* TEXTO PARA LEITURA
━━━━

Rússia cria ‘gulags’ para ucranianos e planeja construir mais prisões
Os civis ucranianos acordaram muito antes do amanhecer no frio intenso, fizeram fila para o único banheiro e foram conduzidos sob a mira de uma arma. Eles passaram as 12 horas seguintes ou mais cavando trincheiras nas linhas de frente para os soldados russos.
Perto dali, na região ucraniana ocupada de Zaporizhzia, outros ucranianos cavaram valas comuns no solo congelado para prisioneiros que não sobreviveram. Um homem que se recusou a cavar foi baleado.
Milhares de civis ucranianos estão sendo detidos em toda a Rússia e nos territórios ucranianos que Moscou ocupa, em lugares que vão desde novas alas em prisões russas até porões úmidos. A maioria não tem status sob a lei russa. Os locais lembram os antigos gulags, campos de detenção para onde eram enviados os opositores ao regime soviético.

━━━━

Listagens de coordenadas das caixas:

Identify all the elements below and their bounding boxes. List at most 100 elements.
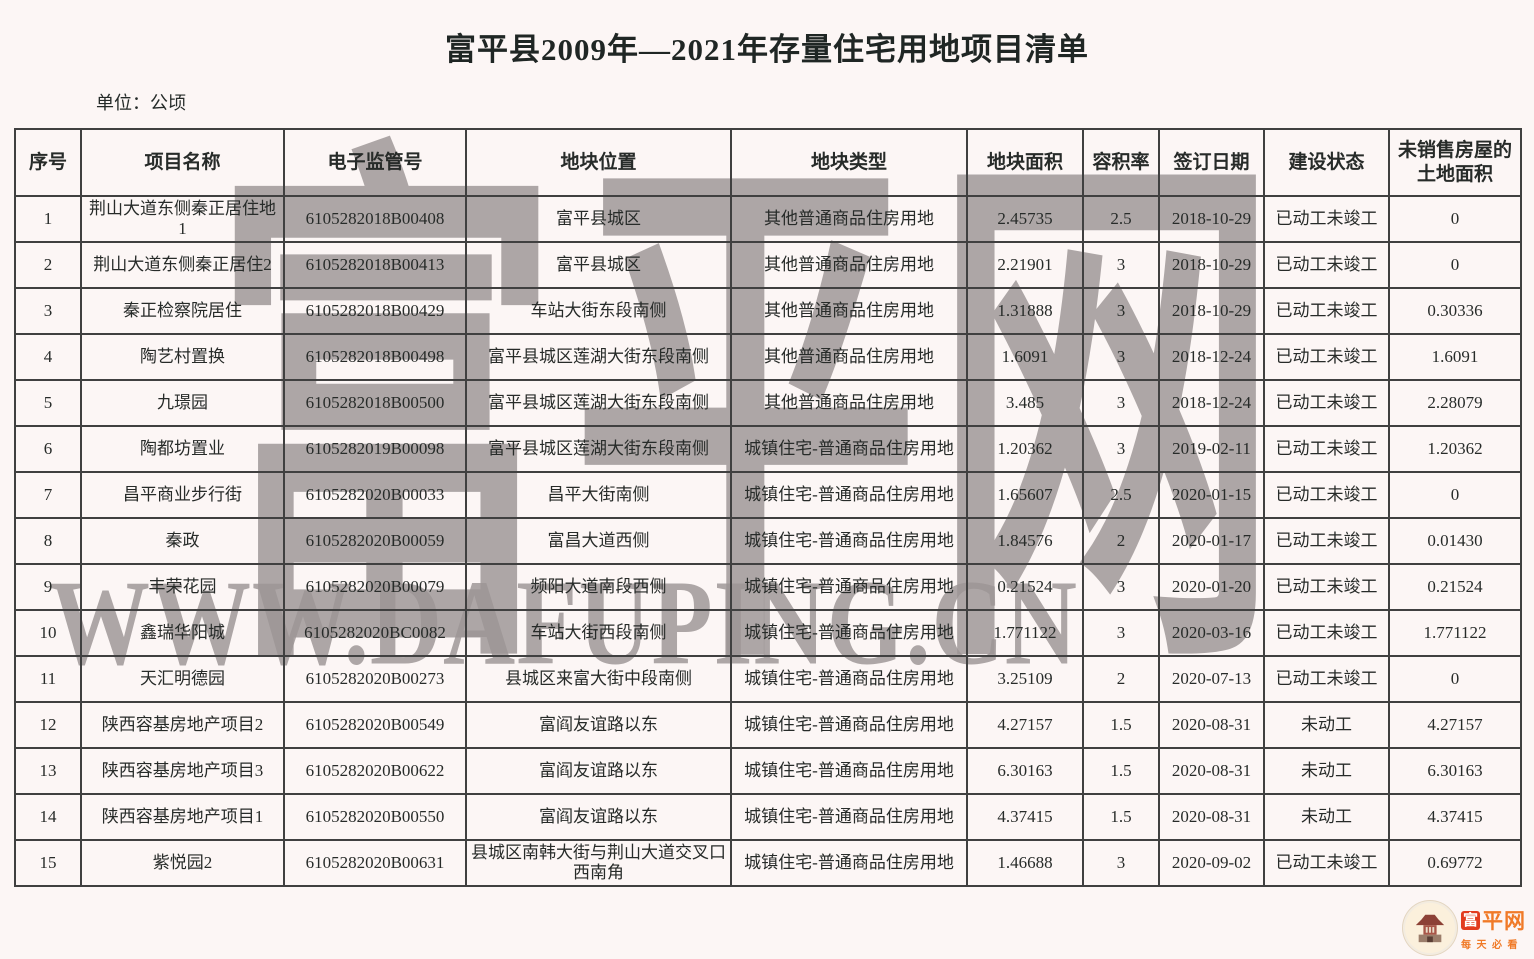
table-row: 13 陕西容基房地产项目3 6105282020B00622 富阎友谊路以东 城镇住宅-… xyxy=(14,747,1522,795)
cell-supervision-id: 6105282019B00098 xyxy=(283,425,467,473)
cell-plot-ratio: 3 xyxy=(1082,287,1160,335)
cell-plot-ratio: 1.5 xyxy=(1082,747,1160,795)
cell-unsold-area: 0.01430 xyxy=(1388,517,1522,565)
cell-plot-area: 1.84576 xyxy=(966,517,1084,565)
cell-unsold-area: 6.30163 xyxy=(1388,747,1522,795)
cell-sign-date: 2020-01-20 xyxy=(1158,563,1265,611)
cell-supervision-id: 6105282020B00622 xyxy=(283,747,467,795)
cell-sign-date: 2020-03-16 xyxy=(1158,609,1265,657)
cell-unsold-area: 0 xyxy=(1388,241,1522,289)
cell-plot-ratio: 3 xyxy=(1082,563,1160,611)
cell-plot-type: 城镇住宅-普通商品住房用地 xyxy=(730,609,968,657)
cell-project-name: 荆山大道东侧秦正居住2 xyxy=(80,241,285,289)
cell-sign-date: 2018-10-29 xyxy=(1158,241,1265,289)
cell-serial: 8 xyxy=(14,517,82,565)
cell-build-status: 已动工未竣工 xyxy=(1263,655,1390,703)
cell-project-name: 陕西容基房地产项目2 xyxy=(80,701,285,749)
cell-plot-area: 1.6091 xyxy=(966,333,1084,381)
cell-location: 县城区来富大街中段南侧 xyxy=(465,655,732,703)
cell-plot-type: 城镇住宅-普通商品住房用地 xyxy=(730,563,968,611)
cell-sign-date: 2019-02-11 xyxy=(1158,425,1265,473)
cell-supervision-id: 6105282018B00408 xyxy=(283,195,467,243)
table-row: 14 陕西容基房地产项目1 6105282020B00550 富阎友谊路以东 城镇住宅-… xyxy=(14,793,1522,841)
cell-unsold-area: 0.21524 xyxy=(1388,563,1522,611)
cell-plot-area: 1.65607 xyxy=(966,471,1084,519)
cell-serial: 2 xyxy=(14,241,82,289)
header-unsold-area: 未销售房屋的土地面积 xyxy=(1388,128,1522,197)
cell-location: 富平县城区莲湖大街东段南侧 xyxy=(465,425,732,473)
cell-supervision-id: 6105282020B00631 xyxy=(283,839,467,887)
cell-sign-date: 2020-01-17 xyxy=(1158,517,1265,565)
site-logo: 富 平网 每天必看 xyxy=(1405,903,1526,953)
table-row: 9 丰荣花园 6105282020B00079 频阳大道南段西侧 城镇住宅-普通商品住房… xyxy=(14,563,1522,611)
cell-project-name: 陶艺村置换 xyxy=(80,333,285,381)
cell-plot-ratio: 3 xyxy=(1082,241,1160,289)
cell-build-status: 未动工 xyxy=(1263,747,1390,795)
cell-plot-area: 6.30163 xyxy=(966,747,1084,795)
cell-sign-date: 2020-01-15 xyxy=(1158,471,1265,519)
cell-plot-ratio: 2 xyxy=(1082,517,1160,565)
cell-plot-type: 城镇住宅-普通商品住房用地 xyxy=(730,655,968,703)
cell-build-status: 已动工未竣工 xyxy=(1263,379,1390,427)
logo-tagline: 每天必看 xyxy=(1461,940,1523,951)
logo-site-name-rest: 平网 xyxy=(1482,910,1526,933)
cell-unsold-area: 1.6091 xyxy=(1388,333,1522,381)
cell-plot-area: 4.37415 xyxy=(966,793,1084,841)
table-body: 1 荆山大道东侧秦正居住地1 6105282018B00408 富平县城区 其他普通商品… xyxy=(14,195,1522,887)
cell-supervision-id: 6105282020BC0082 xyxy=(283,609,467,657)
table-row: 4 陶艺村置换 6105282018B00498 富平县城区莲湖大街东段南侧 其他普通商… xyxy=(14,333,1522,381)
cell-sign-date: 2020-07-13 xyxy=(1158,655,1265,703)
cell-supervision-id: 6105282018B00429 xyxy=(283,287,467,335)
cell-serial: 14 xyxy=(14,793,82,841)
cell-sign-date: 2020-08-31 xyxy=(1158,747,1265,795)
cell-unsold-area: 0 xyxy=(1388,655,1522,703)
cell-sign-date: 2018-12-24 xyxy=(1158,379,1265,427)
header-supervision-id: 电子监管号 xyxy=(283,128,467,197)
cell-plot-type: 其他普通商品住房用地 xyxy=(730,287,968,335)
cell-plot-type: 城镇住宅-普通商品住房用地 xyxy=(730,747,968,795)
cell-plot-area: 1.46688 xyxy=(966,839,1084,887)
cell-serial: 15 xyxy=(14,839,82,887)
cell-project-name: 陕西容基房地产项目1 xyxy=(80,793,285,841)
cell-build-status: 已动工未竣工 xyxy=(1263,287,1390,335)
cell-sign-date: 2018-10-29 xyxy=(1158,287,1265,335)
cell-sign-date: 2018-12-24 xyxy=(1158,333,1265,381)
cell-plot-type: 城镇住宅-普通商品住房用地 xyxy=(730,793,968,841)
cell-location: 富平县城区 xyxy=(465,241,732,289)
cell-plot-ratio: 3 xyxy=(1082,379,1160,427)
cell-supervision-id: 6105282020B00079 xyxy=(283,563,467,611)
cell-plot-area: 3.25109 xyxy=(966,655,1084,703)
cell-serial: 3 xyxy=(14,287,82,335)
cell-serial: 10 xyxy=(14,609,82,657)
cell-serial: 13 xyxy=(14,747,82,795)
table-row: 11 天汇明德园 6105282020B00273 县城区来富大街中段南侧 城镇住宅-普… xyxy=(14,655,1522,703)
cell-plot-ratio: 3 xyxy=(1082,839,1160,887)
cell-plot-ratio: 1.5 xyxy=(1082,793,1160,841)
table-row: 7 昌平商业步行街 6105282020B00033 昌平大街南侧 城镇住宅-普通商品住… xyxy=(14,471,1522,519)
cell-plot-area: 3.485 xyxy=(966,379,1084,427)
header-build-status: 建设状态 xyxy=(1263,128,1390,197)
cell-serial: 5 xyxy=(14,379,82,427)
cell-supervision-id: 6105282020B00059 xyxy=(283,517,467,565)
drum-tower-icon xyxy=(1405,903,1455,953)
cell-project-name: 陕西容基房地产项目3 xyxy=(80,747,285,795)
cell-plot-type: 其他普通商品住房用地 xyxy=(730,333,968,381)
cell-plot-area: 1.31888 xyxy=(966,287,1084,335)
table-header-row: 序号 项目名称 电子监管号 地块位置 地块类型 地块面积 容积率 签订日期 建设… xyxy=(14,128,1522,197)
cell-plot-ratio: 2.5 xyxy=(1082,471,1160,519)
cell-unsold-area: 0 xyxy=(1388,471,1522,519)
cell-location: 富平县城区 xyxy=(465,195,732,243)
cell-project-name: 紫悦园2 xyxy=(80,839,285,887)
cell-plot-area: 4.27157 xyxy=(966,701,1084,749)
cell-plot-type: 城镇住宅-普通商品住房用地 xyxy=(730,517,968,565)
cell-serial: 4 xyxy=(14,333,82,381)
cell-plot-type: 城镇住宅-普通商品住房用地 xyxy=(730,839,968,887)
header-serial: 序号 xyxy=(14,128,82,197)
cell-location: 富阎友谊路以东 xyxy=(465,747,732,795)
table-row: 10 鑫瑞华阳城 6105282020BC0082 车站大街西段南侧 城镇住宅-普通商品… xyxy=(14,609,1522,657)
cell-unsold-area: 0.69772 xyxy=(1388,839,1522,887)
cell-plot-ratio: 2 xyxy=(1082,655,1160,703)
cell-build-status: 未动工 xyxy=(1263,793,1390,841)
cell-serial: 6 xyxy=(14,425,82,473)
page-title: 富平县2009年—2021年存量住宅用地项目清单 xyxy=(445,32,1089,67)
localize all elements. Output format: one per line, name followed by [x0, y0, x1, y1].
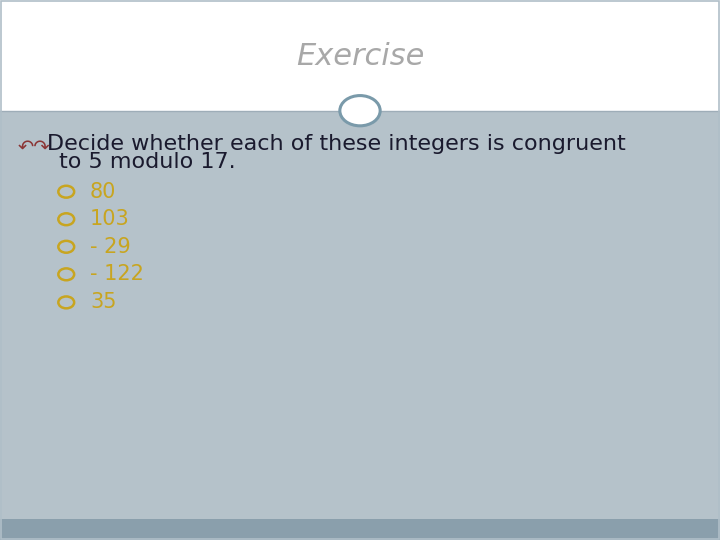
FancyBboxPatch shape: [0, 519, 720, 540]
Text: 80: 80: [90, 181, 117, 202]
FancyBboxPatch shape: [0, 0, 720, 111]
Text: ↶↷: ↶↷: [18, 138, 50, 157]
FancyBboxPatch shape: [0, 111, 720, 519]
Circle shape: [340, 96, 380, 126]
Text: Exercise: Exercise: [296, 42, 424, 71]
Text: 103: 103: [90, 209, 130, 230]
Text: - 29: - 29: [90, 237, 131, 257]
Text: to 5 modulo 17.: to 5 modulo 17.: [59, 152, 235, 172]
Text: Decide whether each of these integers is congruent: Decide whether each of these integers is…: [47, 134, 626, 154]
Text: 35: 35: [90, 292, 117, 313]
Text: - 122: - 122: [90, 264, 144, 285]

━━━━

* O EXERCÍCIO
Transcreva o trecho da reportagem sobre os civis ucranianos detidos, começando nas palavras "Rússia cria ‘gulags’" e parando depois das palavras "os soldados russos.".

* RESPOSTA
Rússia cria ‘gulags’ para ucranianos e planeja construir mais prisões
Os civis ucranianos acordaram muito antes do amanhecer no frio intenso, fizeram fila para o único banheiro e foram conduzidos sob a mira de uma arma. Eles passaram as 12 horas seguintes ou mais cavando trincheiras nas linhas de frente para os soldados russos.